GIVEN PROBLEM =>
An exact copy of all the data is required, with pictures left out.

PROVIDED RECORDS =>
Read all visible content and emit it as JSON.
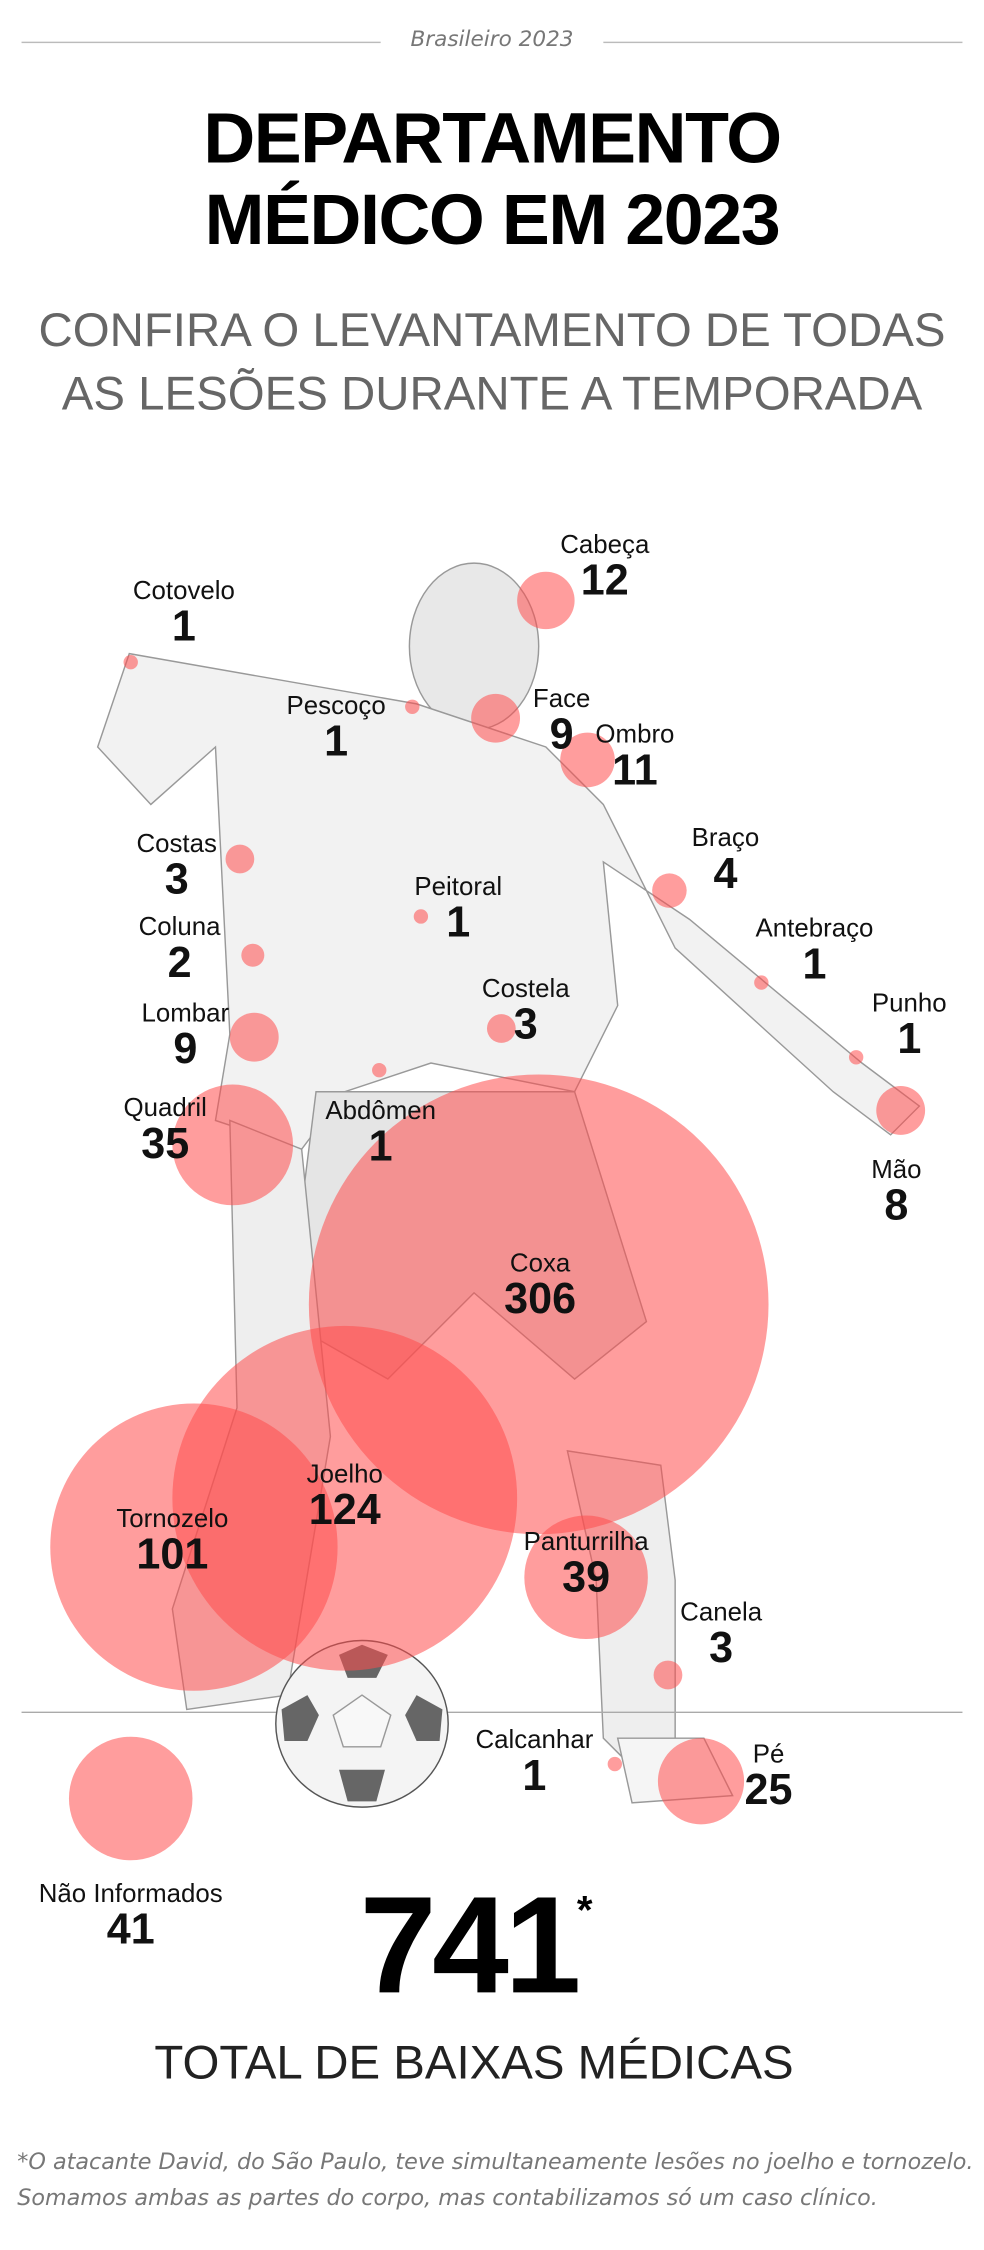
{
  "header": {
    "kicker": "Brasileiro 2023",
    "title_line1": "DEPARTAMENTO",
    "title_line2": "MÉDICO EM 2023",
    "subtitle_line1": "CONFIRA O LEVANTAMENTO DE TODAS",
    "subtitle_line2": "AS LESÕES DURANTE A TEMPORADA"
  },
  "colors": {
    "bubble": "#ff4d4d",
    "text": "#111111",
    "muted": "#777777"
  },
  "injuries": [
    {
      "name": "Cabeça",
      "value": "12"
    },
    {
      "name": "Cotovelo",
      "value": "1"
    },
    {
      "name": "Pescoço",
      "value": "1"
    },
    {
      "name": "Face",
      "value": "9"
    },
    {
      "name": "Ombro",
      "value": "11"
    },
    {
      "name": "Costas",
      "value": "3"
    },
    {
      "name": "Braço",
      "value": "4"
    },
    {
      "name": "Peitoral",
      "value": "1"
    },
    {
      "name": "Antebraço",
      "value": "1"
    },
    {
      "name": "Coluna",
      "value": "2"
    },
    {
      "name": "Lombar",
      "value": "9"
    },
    {
      "name": "Costela",
      "value": "3"
    },
    {
      "name": "Punho",
      "value": "1"
    },
    {
      "name": "Abdômen",
      "value": "1"
    },
    {
      "name": "Quadril",
      "value": "35"
    },
    {
      "name": "Mão",
      "value": "8"
    },
    {
      "name": "Coxa",
      "value": "306"
    },
    {
      "name": "Joelho",
      "value": "124"
    },
    {
      "name": "Tornozelo",
      "value": "101"
    },
    {
      "name": "Panturrilha",
      "value": "39"
    },
    {
      "name": "Canela",
      "value": "3"
    },
    {
      "name": "Calcanhar",
      "value": "1"
    },
    {
      "name": "Pé",
      "value": "25"
    },
    {
      "name": "Não Informados",
      "value": "41"
    }
  ],
  "total": {
    "value": "741",
    "asterisk": "*",
    "label": "TOTAL DE BAIXAS MÉDICAS"
  },
  "footnote": {
    "line1": "*O atacante David, do São Paulo, teve simultaneamente lesões no joelho e tornozelo.",
    "line2": "Somamos ambas as partes do corpo, mas contabilizamos só um caso clínico."
  }
}
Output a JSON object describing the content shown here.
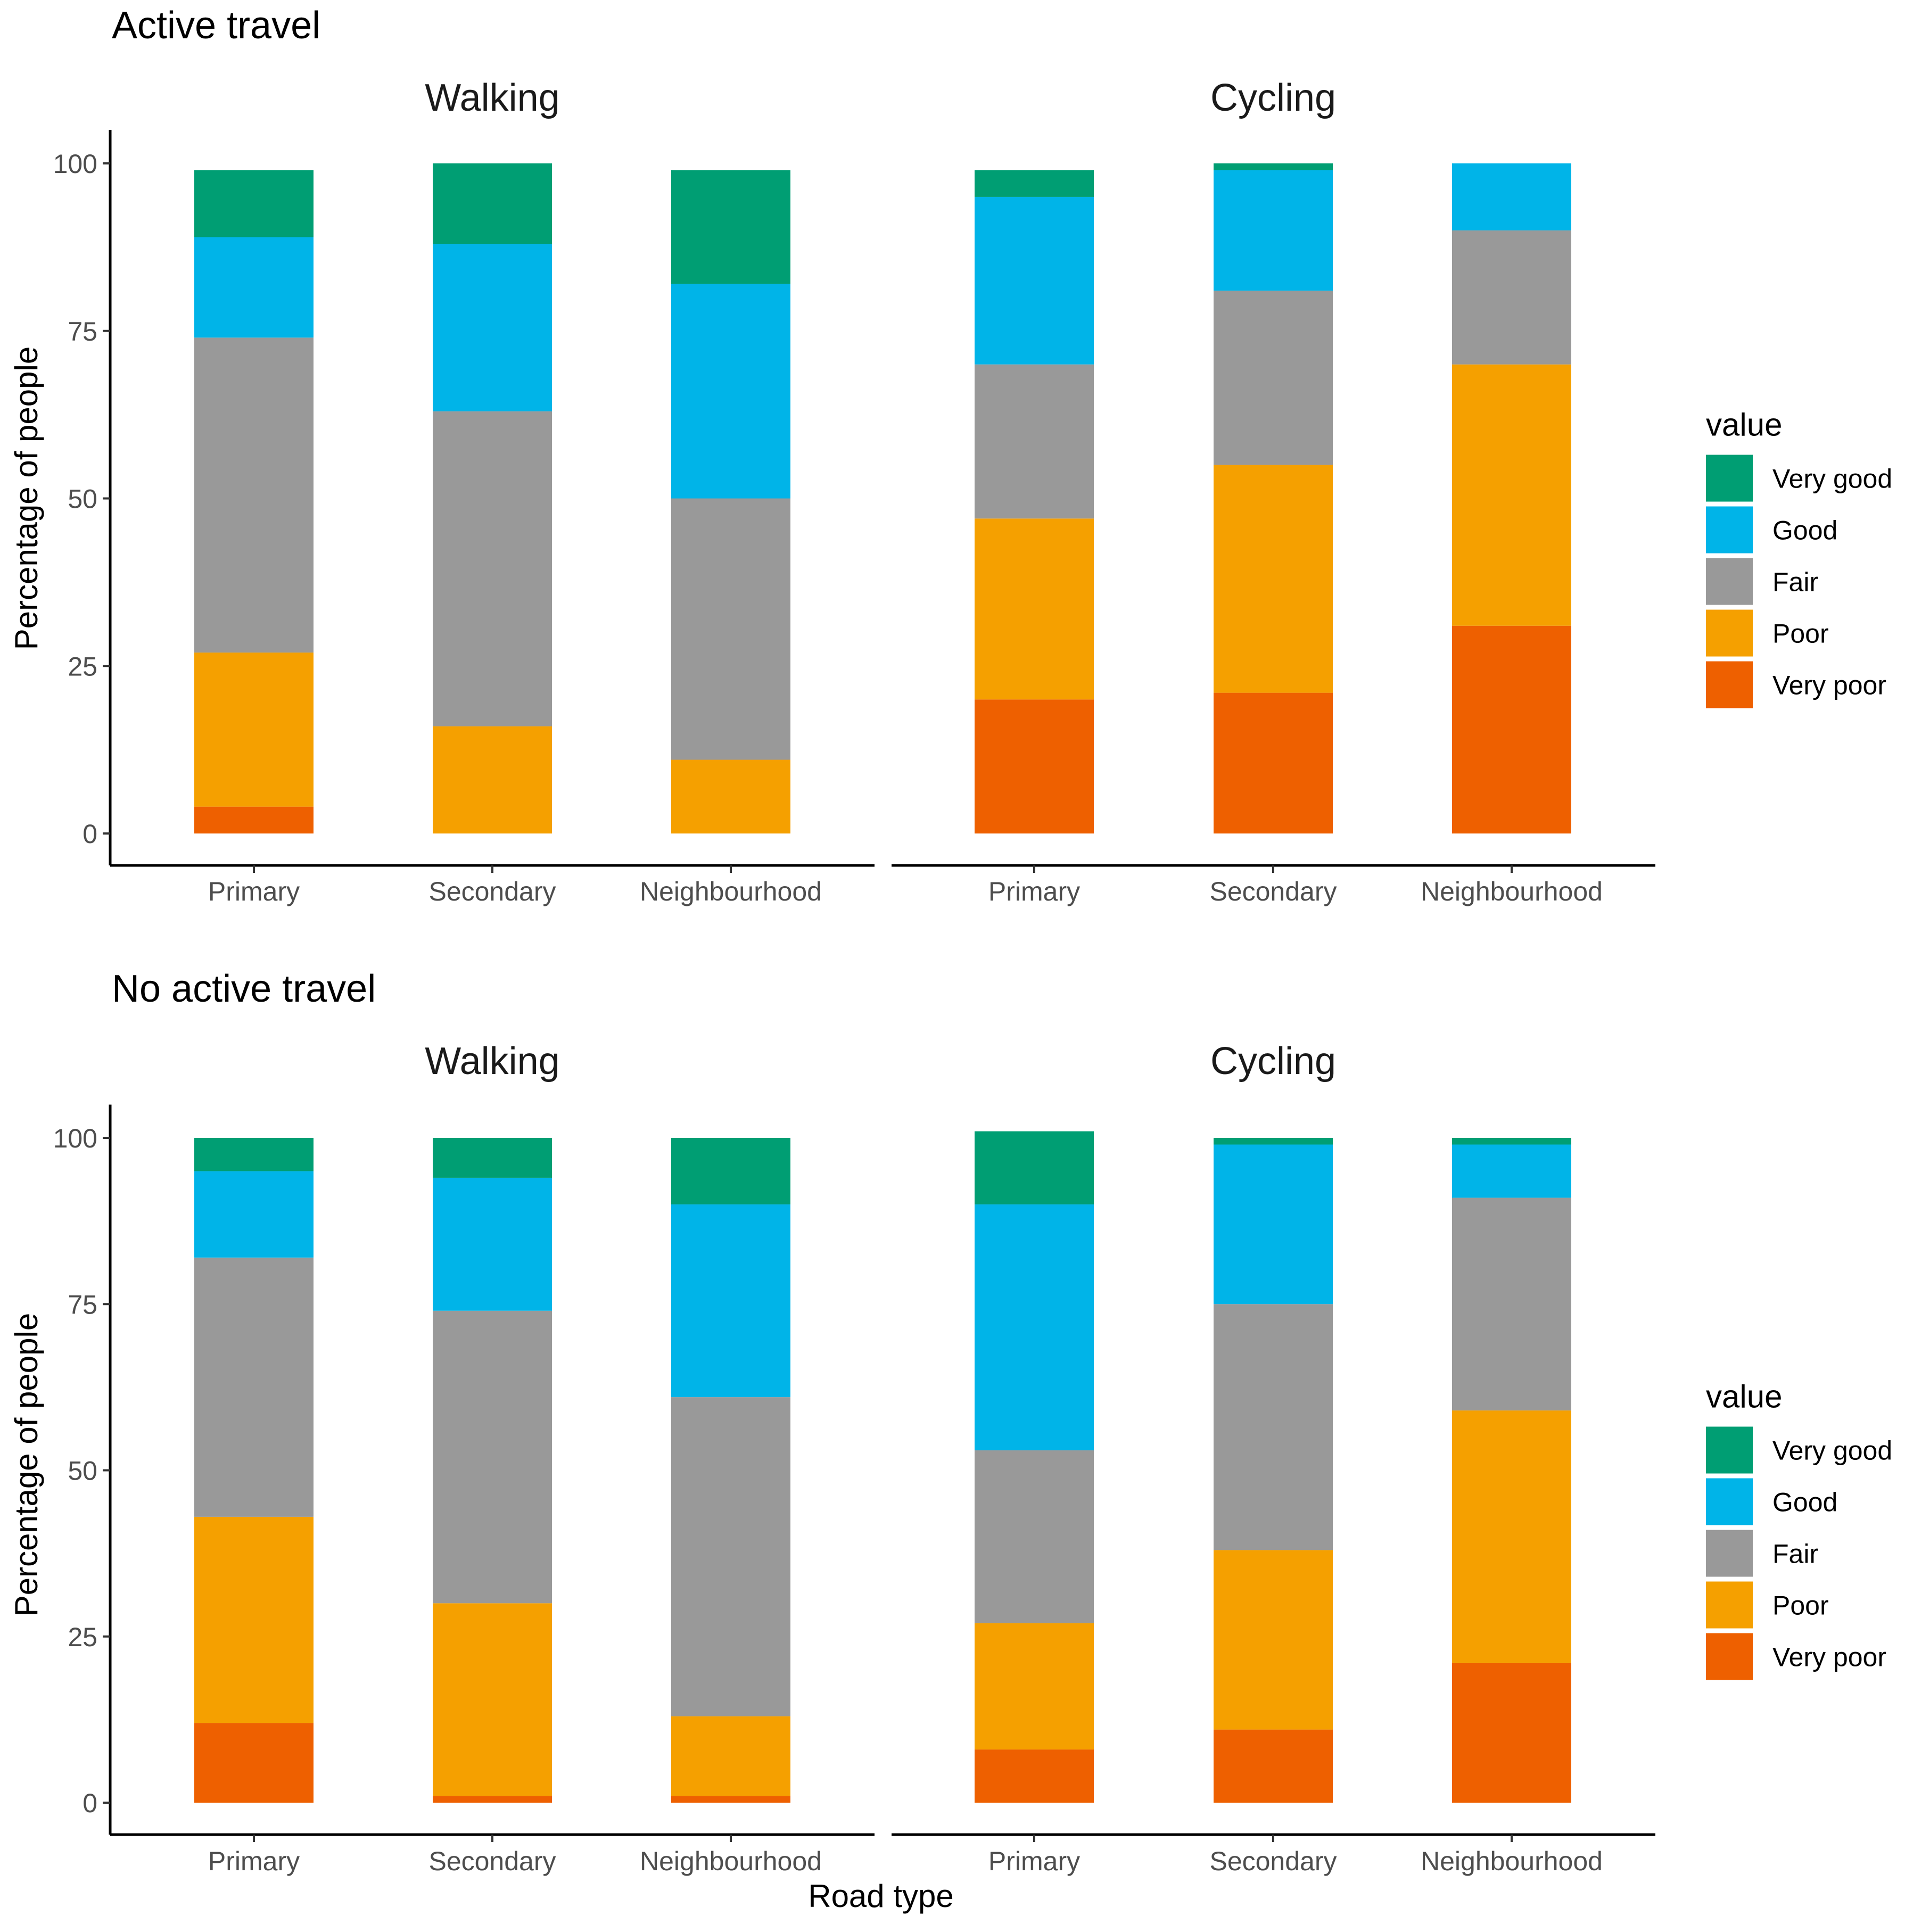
{
  "chart_data": {
    "type": "bar",
    "stacked": true,
    "xlabel": "Road type",
    "ylabel": "Percentage of people",
    "ylim": [
      0,
      100
    ],
    "yticks": [
      0,
      25,
      50,
      75,
      100
    ],
    "categories": [
      "Primary",
      "Secondary",
      "Neighbourhood"
    ],
    "legend": {
      "title": "value",
      "entries": [
        {
          "name": "Very good",
          "color": "#009E73"
        },
        {
          "name": "Good",
          "color": "#00B4E8"
        },
        {
          "name": "Fair",
          "color": "#999999"
        },
        {
          "name": "Poor",
          "color": "#F5A000"
        },
        {
          "name": "Very poor",
          "color": "#EE6000"
        }
      ]
    },
    "stack_order": [
      "Very poor",
      "Poor",
      "Fair",
      "Good",
      "Very good"
    ],
    "panels": [
      {
        "title": "Active travel",
        "facets": [
          {
            "title": "Walking",
            "series": [
              {
                "name": "Very poor",
                "values": [
                  4,
                  0,
                  0
                ]
              },
              {
                "name": "Poor",
                "values": [
                  23,
                  16,
                  11
                ]
              },
              {
                "name": "Fair",
                "values": [
                  47,
                  47,
                  39
                ]
              },
              {
                "name": "Good",
                "values": [
                  15,
                  25,
                  32
                ]
              },
              {
                "name": "Very good",
                "values": [
                  10,
                  12,
                  17
                ]
              }
            ]
          },
          {
            "title": "Cycling",
            "series": [
              {
                "name": "Very poor",
                "values": [
                  20,
                  21,
                  31
                ]
              },
              {
                "name": "Poor",
                "values": [
                  27,
                  34,
                  39
                ]
              },
              {
                "name": "Fair",
                "values": [
                  23,
                  26,
                  20
                ]
              },
              {
                "name": "Good",
                "values": [
                  25,
                  18,
                  10
                ]
              },
              {
                "name": "Very good",
                "values": [
                  4,
                  1,
                  0
                ]
              }
            ]
          }
        ]
      },
      {
        "title": "No active travel",
        "facets": [
          {
            "title": "Walking",
            "series": [
              {
                "name": "Very poor",
                "values": [
                  12,
                  1,
                  1
                ]
              },
              {
                "name": "Poor",
                "values": [
                  31,
                  29,
                  12
                ]
              },
              {
                "name": "Fair",
                "values": [
                  39,
                  44,
                  48
                ]
              },
              {
                "name": "Good",
                "values": [
                  13,
                  20,
                  29
                ]
              },
              {
                "name": "Very good",
                "values": [
                  5,
                  6,
                  10
                ]
              }
            ]
          },
          {
            "title": "Cycling",
            "series": [
              {
                "name": "Very poor",
                "values": [
                  8,
                  11,
                  21
                ]
              },
              {
                "name": "Poor",
                "values": [
                  19,
                  27,
                  38
                ]
              },
              {
                "name": "Fair",
                "values": [
                  26,
                  37,
                  32
                ]
              },
              {
                "name": "Good",
                "values": [
                  37,
                  24,
                  8
                ]
              },
              {
                "name": "Very good",
                "values": [
                  11,
                  1,
                  1
                ]
              }
            ]
          }
        ]
      }
    ]
  }
}
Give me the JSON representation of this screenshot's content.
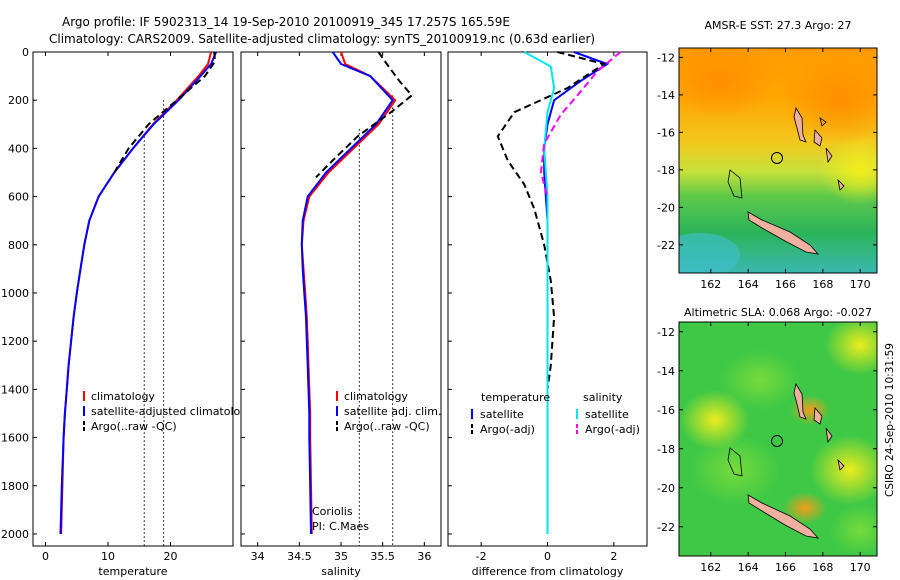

ANSWER TO THIS TASK =>
Read all visible content and emit it as JSON.
{
  "header": {
    "kicker": "Brasileiro 2023",
    "title_line1": "DEPARTAMENTO",
    "title_line2": "MÉDICO EM 2023",
    "subtitle_line1": "CONFIRA O LEVANTAMENTO DE TODAS",
    "subtitle_line2": "AS LESÕES DURANTE A TEMPORADA"
  },
  "colors": {
    "bubble": "#ff4d4d",
    "text": "#111111",
    "muted": "#777777"
  },
  "injuries": [
    {
      "name": "Cabeça",
      "value": "12"
    },
    {
      "name": "Cotovelo",
      "value": "1"
    },
    {
      "name": "Pescoço",
      "value": "1"
    },
    {
      "name": "Face",
      "value": "9"
    },
    {
      "name": "Ombro",
      "value": "11"
    },
    {
      "name": "Costas",
      "value": "3"
    },
    {
      "name": "Braço",
      "value": "4"
    },
    {
      "name": "Peitoral",
      "value": "1"
    },
    {
      "name": "Antebraço",
      "value": "1"
    },
    {
      "name": "Coluna",
      "value": "2"
    },
    {
      "name": "Lombar",
      "value": "9"
    },
    {
      "name": "Costela",
      "value": "3"
    },
    {
      "name": "Punho",
      "value": "1"
    },
    {
      "name": "Abdômen",
      "value": "1"
    },
    {
      "name": "Quadril",
      "value": "35"
    },
    {
      "name": "Mão",
      "value": "8"
    },
    {
      "name": "Coxa",
      "value": "306"
    },
    {
      "name": "Joelho",
      "value": "124"
    },
    {
      "name": "Tornozelo",
      "value": "101"
    },
    {
      "name": "Panturrilha",
      "value": "39"
    },
    {
      "name": "Canela",
      "value": "3"
    },
    {
      "name": "Calcanhar",
      "value": "1"
    },
    {
      "name": "Pé",
      "value": "25"
    },
    {
      "name": "Não Informados",
      "value": "41"
    }
  ],
  "total": {
    "value": "741",
    "asterisk": "*",
    "label": "TOTAL DE BAIXAS MÉDICAS"
  },
  "footnote": {
    "line1": "*O atacante David, do São Paulo, teve simultaneamente lesões no joelho e tornozelo.",
    "line2": "Somamos ambas as partes do corpo, mas contabilizamos só um caso clínico."
  }
}
Output a JSON object describing the content shown here.
{
  "chart_data": {
    "type": "bar",
    "stacked": true,
    "xlabel": "Road type",
    "ylabel": "Percentage of people",
    "ylim": [
      0,
      100
    ],
    "yticks": [
      0,
      25,
      50,
      75,
      100
    ],
    "categories": [
      "Primary",
      "Secondary",
      "Neighbourhood"
    ],
    "legend": {
      "title": "value",
      "entries": [
        {
          "name": "Very good",
          "color": "#009E73"
        },
        {
          "name": "Good",
          "color": "#00B4E8"
        },
        {
          "name": "Fair",
          "color": "#999999"
        },
        {
          "name": "Poor",
          "color": "#F5A000"
        },
        {
          "name": "Very poor",
          "color": "#EE6000"
        }
      ]
    },
    "stack_order": [
      "Very poor",
      "Poor",
      "Fair",
      "Good",
      "Very good"
    ],
    "panels": [
      {
        "title": "Active travel",
        "facets": [
          {
            "title": "Walking",
            "series": [
              {
                "name": "Very poor",
                "values": [
                  4,
                  0,
                  0
                ]
              },
              {
                "name": "Poor",
                "values": [
                  23,
                  16,
                  11
                ]
              },
              {
                "name": "Fair",
                "values": [
                  47,
                  47,
                  39
                ]
              },
              {
                "name": "Good",
                "values": [
                  15,
                  25,
                  32
                ]
              },
              {
                "name": "Very good",
                "values": [
                  10,
                  12,
                  17
                ]
              }
            ]
          },
          {
            "title": "Cycling",
            "series": [
              {
                "name": "Very poor",
                "values": [
                  20,
                  21,
                  31
                ]
              },
              {
                "name": "Poor",
                "values": [
                  27,
                  34,
                  39
                ]
              },
              {
                "name": "Fair",
                "values": [
                  23,
                  26,
                  20
                ]
              },
              {
                "name": "Good",
                "values": [
                  25,
                  18,
                  10
                ]
              },
              {
                "name": "Very good",
                "values": [
                  4,
                  1,
                  0
                ]
              }
            ]
          }
        ]
      },
      {
        "title": "No active travel",
        "facets": [
          {
            "title": "Walking",
            "series": [
              {
                "name": "Very poor",
                "values": [
                  12,
                  1,
                  1
                ]
              },
              {
                "name": "Poor",
                "values": [
                  31,
                  29,
                  12
                ]
              },
              {
                "name": "Fair",
                "values": [
                  39,
                  44,
                  48
                ]
              },
              {
                "name": "Good",
                "values": [
                  13,
                  20,
                  29
                ]
              },
              {
                "name": "Very good",
                "values": [
                  5,
                  6,
                  10
                ]
              }
            ]
          },
          {
            "title": "Cycling",
            "series": [
              {
                "name": "Very poor",
                "values": [
                  8,
                  11,
                  21
                ]
              },
              {
                "name": "Poor",
                "values": [
                  19,
                  27,
                  38
                ]
              },
              {
                "name": "Fair",
                "values": [
                  26,
                  37,
                  32
                ]
              },
              {
                "name": "Good",
                "values": [
                  37,
                  24,
                  8
                ]
              },
              {
                "name": "Very good",
                "values": [
                  11,
                  1,
                  1
                ]
              }
            ]
          }
        ]
      }
    ]
  }
}
Give me the JSON representation of this screenshot's content.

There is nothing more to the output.